Data provided:

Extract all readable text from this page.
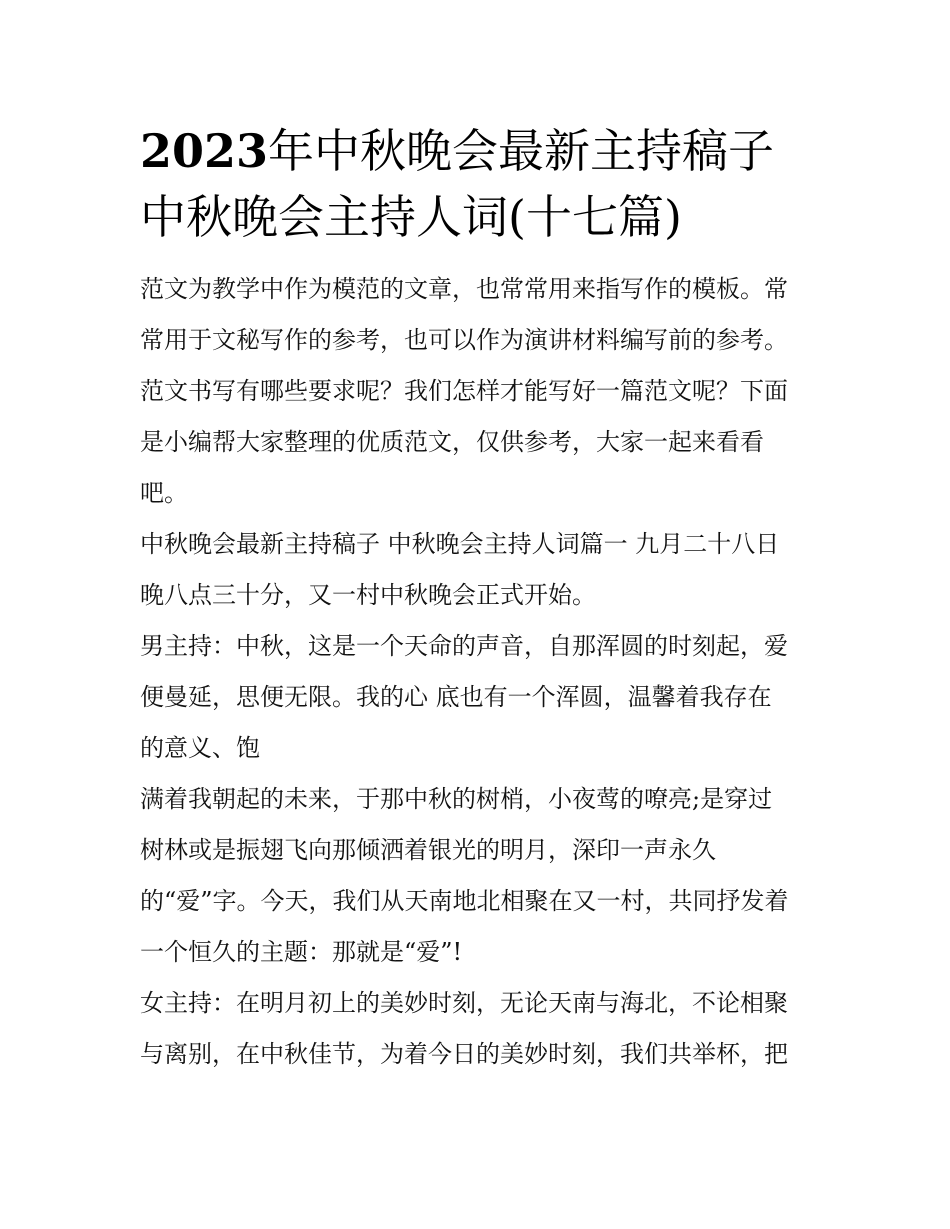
2023年中秋晚会最新主持稿子
中秋晚会主持人词(十七篇)
范文为教学中作为模范的文章，也常常用来指写作的模板。常
常用于文秘写作的参考，也可以作为演讲材料编写前的参考。
范文书写有哪些要求呢？我们怎样才能写好一篇范文呢？下面
是小编帮大家整理的优质范文，仅供参考，大家一起来看看
吧。
中秋晚会最新主持稿子 中秋晚会主持人词篇一 九月二十八日
晚八点三十分，又一村中秋晚会正式开始。
男主持：中秋，这是一个天命的声音，自那浑圆的时刻起，爱
便曼延，思便无限。我的心 底也有一个浑圆，温馨着我存在
的意义、饱
满着我朝起的未来，于那中秋的树梢，小夜莺的嘹亮;是穿过
树林或是振翅飞向那倾洒着银光的明月，深印一声永久
的“爱”字。今天，我们从天南地北相聚在又一村，共同抒发着
一个恒久的主题：那就是“爱”!
女主持：在明月初上的美妙时刻，无论天南与海北，不论相聚
与离别，在中秋佳节，为着今日的美妙时刻，我们共举杯，把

What is expected: Repeat each entry exactly as it appears; skip any picture.

Solution:
Extract all readable text from this page.
2023年中秋晚会最新主持稿子
中秋晚会主持人词(十七篇)
范文为教学中作为模范的文章，也常常用来指写作的模板。常
常用于文秘写作的参考，也可以作为演讲材料编写前的参考。
范文书写有哪些要求呢？我们怎样才能写好一篇范文呢？下面
是小编帮大家整理的优质范文，仅供参考，大家一起来看看
吧。
中秋晚会最新主持稿子 中秋晚会主持人词篇一 九月二十八日
晚八点三十分，又一村中秋晚会正式开始。
男主持：中秋，这是一个天命的声音，自那浑圆的时刻起，爱
便曼延，思便无限。我的心 底也有一个浑圆，温馨着我存在
的意义、饱
满着我朝起的未来，于那中秋的树梢，小夜莺的嘹亮;是穿过
树林或是振翅飞向那倾洒着银光的明月，深印一声永久
的“爱”字。今天，我们从天南地北相聚在又一村，共同抒发着
一个恒久的主题：那就是“爱”!
女主持：在明月初上的美妙时刻，无论天南与海北，不论相聚
与离别，在中秋佳节，为着今日的美妙时刻，我们共举杯，把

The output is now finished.